- Pig-Pen
- First appearance: July 13, 1954
- Last appearance: September 8, 1999 (comic strip)
- Voiced by: Various voice actors See below

In-universe information
- Gender: Male
- Family: Unnamed parents
- Nationality: American

= Pig-Pen =

Peanuts comic strip character

Pig-Pen is a fictional character in the comic strip Peanuts by Charles M. Schulz, syndicated in daily and Sunday newspapers in numerous countries all over the world. While amiable, he is a young boy who is, except on rare occasions, extremely dirty and attracts a permanent cloud of dust.

==History==
"Pig-Pen" is a nickname. In a 2000 Gallup Poll, Pig-Pen was found to be the fifth most popular Peanuts character. In strips up through 1980, Schulz spelled the character's name "Pig-Pen", with a hyphen; since 1981, the name has been spelled "Pigpen". He is also mocked by other characters because of his dirtiness.

| TASK INPUT |
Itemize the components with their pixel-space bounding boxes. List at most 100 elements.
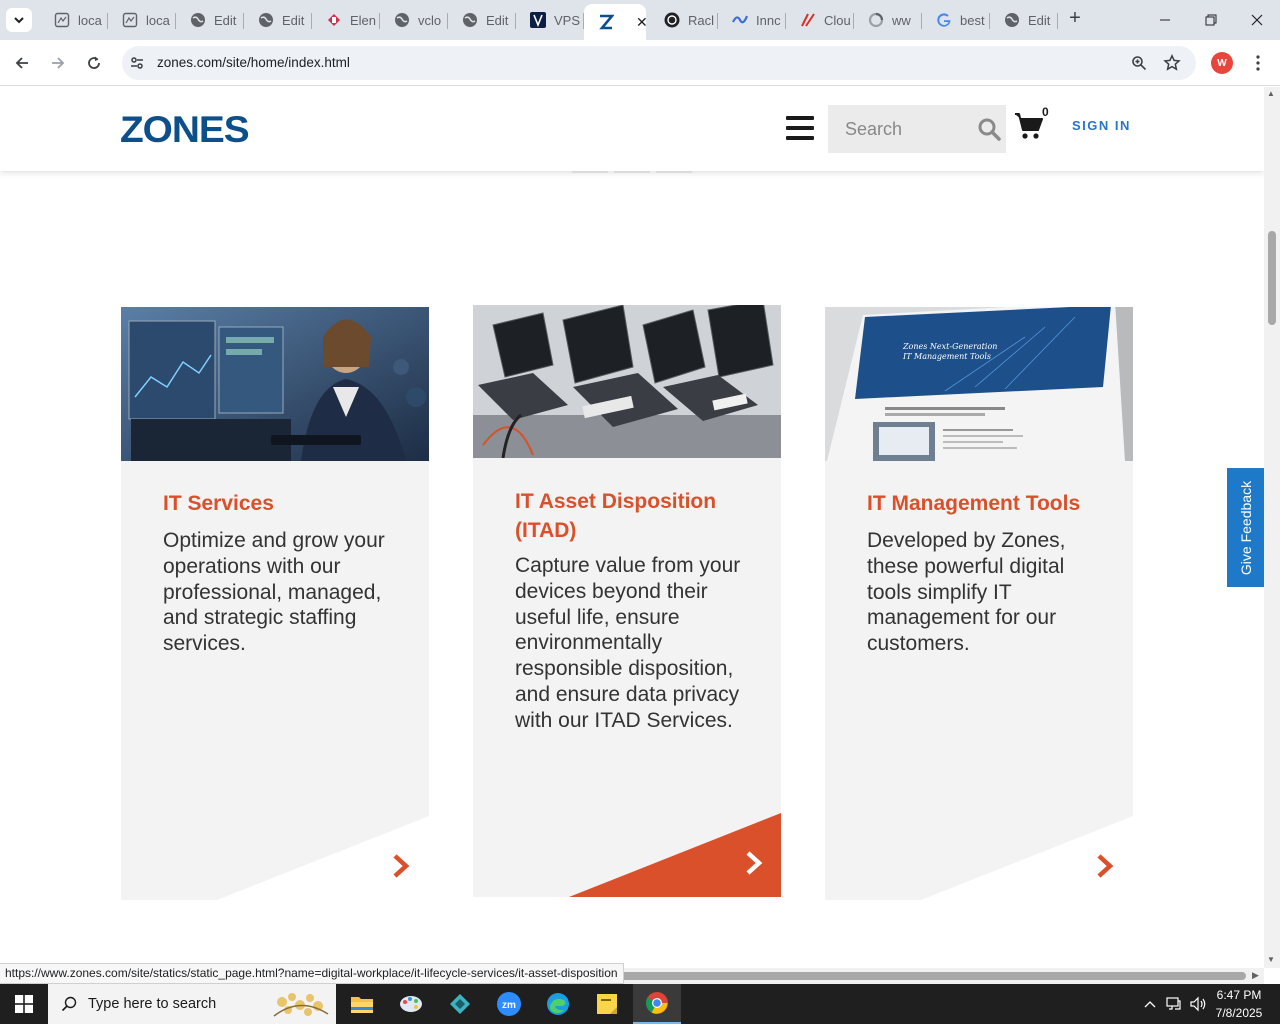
- back-arrow-icon: [15, 57, 28, 69]
- globe-icon: [258, 12, 274, 28]
- reload-button[interactable]: [81, 50, 107, 76]
- bookmark-star-icon[interactable]: [1163, 54, 1181, 72]
- scroll-up-icon[interactable]: ▲: [1267, 89, 1275, 98]
- scroll-right-icon[interactable]: ▶: [1252, 970, 1259, 981]
- card-title[interactable]: IT Services: [163, 489, 403, 518]
- zoom-app-icon: zm: [497, 992, 521, 1016]
- browser-tab[interactable]: Racl: [650, 5, 718, 35]
- chevron-right-icon: [746, 851, 763, 875]
- clock-date: 7/8/2025: [1215, 1006, 1263, 1020]
- globe-icon: [190, 12, 206, 28]
- card-title[interactable]: IT Asset Disposition (ITAD): [515, 487, 755, 545]
- volume-tray-icon[interactable]: [1187, 984, 1209, 1024]
- browser-tab[interactable]: best: [922, 5, 990, 35]
- sign-in-link[interactable]: SIGN IN: [1072, 118, 1131, 133]
- site-info-icon[interactable]: [128, 54, 146, 72]
- chevron-down-icon: [14, 17, 24, 24]
- browser-menu-button[interactable]: [1250, 52, 1266, 74]
- show-hidden-icons-button[interactable]: [1141, 984, 1159, 1024]
- network-tray-icon[interactable]: [1163, 984, 1185, 1024]
- new-tab-button[interactable]: +: [1064, 8, 1086, 30]
- minimize-icon: [1160, 19, 1170, 21]
- forward-button[interactable]: [45, 50, 71, 76]
- tab-label: vclo: [418, 12, 442, 28]
- close-window-button[interactable]: [1234, 0, 1280, 40]
- browser-tab[interactable]: VPS: [516, 5, 584, 35]
- elementor-icon: [326, 12, 342, 28]
- taskbar-search-placeholder[interactable]: Type here to search: [88, 996, 216, 1012]
- card-arrow-button[interactable]: [742, 848, 766, 878]
- edge-taskbar-button[interactable]: [534, 984, 582, 1024]
- it-services-image: [121, 307, 429, 461]
- forward-arrow-icon: [52, 57, 65, 69]
- vertical-scrollbar[interactable]: ▲ ▼: [1264, 87, 1280, 968]
- start-button[interactable]: [0, 984, 48, 1024]
- system-clock[interactable]: 6:47 PM 7/8/2025: [1207, 986, 1271, 1022]
- clock-time: 6:47 PM: [1216, 988, 1262, 1002]
- card-arrow-button[interactable]: [1093, 851, 1117, 881]
- app-diamond-taskbar-button[interactable]: [436, 984, 484, 1024]
- it-management-image: Zones Next-Generation IT Management Tool…: [825, 307, 1133, 461]
- zoom-taskbar-button[interactable]: zm: [485, 984, 533, 1024]
- reload-icon: [88, 56, 100, 69]
- browser-tab[interactable]: ww: [854, 5, 922, 35]
- browser-tab[interactable]: Elen: [312, 5, 380, 35]
- browser-tab[interactable]: loca: [108, 5, 176, 35]
- google-icon: [936, 12, 952, 28]
- browser-tab[interactable]: ✕: [584, 4, 646, 40]
- speaker-icon: [1190, 996, 1206, 1012]
- vertical-scroll-thumb[interactable]: [1268, 231, 1276, 325]
- minimize-button[interactable]: [1142, 0, 1188, 40]
- browser-tab[interactable]: Innc: [718, 5, 786, 35]
- address-bar[interactable]: zones.com/site/home/index.html: [122, 46, 1196, 80]
- zones-logo[interactable]: ZONES: [120, 109, 250, 151]
- cloud-icon: [800, 12, 816, 28]
- browser-tab[interactable]: vclo: [380, 5, 448, 35]
- link-status-bar: https://www.zones.com/site/statics/stati…: [0, 963, 624, 984]
- browser-tab[interactable]: Edit: [176, 5, 244, 35]
- chrome-browser-icon: [646, 992, 668, 1014]
- close-tab-icon[interactable]: ✕: [636, 14, 646, 31]
- tab-label: Clou: [824, 12, 851, 28]
- card-wedge: [921, 816, 1133, 900]
- innovation-icon: [732, 12, 748, 28]
- globe-icon: [1004, 12, 1020, 28]
- scroll-down-icon[interactable]: ▼: [1267, 955, 1275, 964]
- site-search[interactable]: Search: [828, 105, 1006, 153]
- globe-icon: [462, 12, 478, 28]
- zoom-icon[interactable]: [1130, 54, 1148, 72]
- card-title[interactable]: IT Management Tools: [867, 489, 1107, 518]
- browser-tab[interactable]: Clou: [786, 5, 854, 35]
- restore-button[interactable]: [1188, 0, 1234, 40]
- browser-tab[interactable]: Edit: [990, 5, 1058, 35]
- search-button[interactable]: [971, 105, 1006, 153]
- sticky-notes-taskbar-button[interactable]: [583, 984, 631, 1024]
- browser-tab[interactable]: loca: [40, 5, 108, 35]
- taskbar-search-box[interactable]: Type here to search: [48, 984, 336, 1024]
- file-explorer-taskbar-button[interactable]: [338, 984, 386, 1024]
- card-arrow-button[interactable]: [389, 851, 413, 881]
- browser-tab[interactable]: Edit: [448, 5, 516, 35]
- mock-heading: Zones Next-Generation: [902, 342, 997, 351]
- carousel-indicators: [572, 171, 692, 173]
- profile-avatar[interactable]: W: [1211, 52, 1233, 74]
- horizontal-scroll-thumb[interactable]: [620, 972, 1246, 980]
- back-button[interactable]: [9, 50, 35, 76]
- card-wedge: [217, 816, 429, 900]
- card-it-management-tools[interactable]: Zones Next-Generation IT Management Tool…: [825, 307, 1133, 900]
- hamburger-menu-button[interactable]: [786, 114, 814, 142]
- card-itad[interactable]: IT Asset Disposition (ITAD) Capture valu…: [473, 305, 781, 897]
- give-feedback-tab[interactable]: Give Feedback: [1227, 468, 1264, 587]
- paint-taskbar-button[interactable]: [387, 984, 435, 1024]
- card-it-services[interactable]: IT Services Optimize and grow your opera…: [121, 307, 429, 900]
- diamond-app-icon: [450, 994, 470, 1014]
- edge-browser-icon: [547, 993, 569, 1015]
- windows-taskbar: Type here to search zm 6:47 PM 7/8/2025: [0, 984, 1280, 1024]
- network-icon: [1166, 997, 1181, 1010]
- chrome-taskbar-button[interactable]: [633, 984, 681, 1024]
- browser-tab[interactable]: Edit: [244, 5, 312, 35]
- search-input[interactable]: Search: [845, 119, 902, 140]
- url-text[interactable]: zones.com/site/home/index.html: [157, 55, 350, 70]
- tab-search-button[interactable]: [6, 8, 32, 32]
- tab-label: VPS: [554, 12, 581, 28]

| REQUIREMENT A |
Rewrite the paragraph of the Pig-Pen article that begins "Pig-Pen is a fictional character" as a short bulleted list that keeps its main facts.
| REQUIREMENT B |
In the records, swap "card-title" for "card-heading" from the line with "- back-arrow-icon: [15, 57, 28, 69]" to the line with "- browser-tab[interactable]: best: [922, 5, 990, 35]", and return only those lines with everything else left as it is.

| EXERCISE OUTPUT A |
- Pig-Pen is a fictional character in Charles M. Schulz's comic strip Peanuts.
- The strip ran in daily and Sunday newspapers in numerous countries worldwide.
- He is an amiable young boy.
- Except on rare occasions, he is extremely dirty and attracts a permanent cloud of dust.

| EXERCISE OUTPUT B |
- back-arrow-icon: [15, 57, 28, 69]
- globe-icon: [258, 12, 274, 28]
- reload-button[interactable]: [81, 50, 107, 76]
- bookmark-star-icon[interactable]: [1163, 54, 1181, 72]
- scroll-up-icon[interactable]: ▲: [1267, 89, 1275, 98]
- scroll-right-icon[interactable]: ▶: [1252, 970, 1259, 981]
- card-heading[interactable]: IT Services: [163, 489, 403, 518]
- zoom-app-icon: zm: [497, 992, 521, 1016]
- browser-tab[interactable]: Racl: [650, 5, 718, 35]
- chevron-right-icon: [746, 851, 763, 875]
- clock-date: 7/8/2025: [1215, 1006, 1263, 1020]
- globe-icon: [190, 12, 206, 28]
- card-heading[interactable]: IT Asset Disposition (ITAD): [515, 487, 755, 545]
- volume-tray-icon[interactable]: [1187, 984, 1209, 1024]
- browser-tab[interactable]: best: [922, 5, 990, 35]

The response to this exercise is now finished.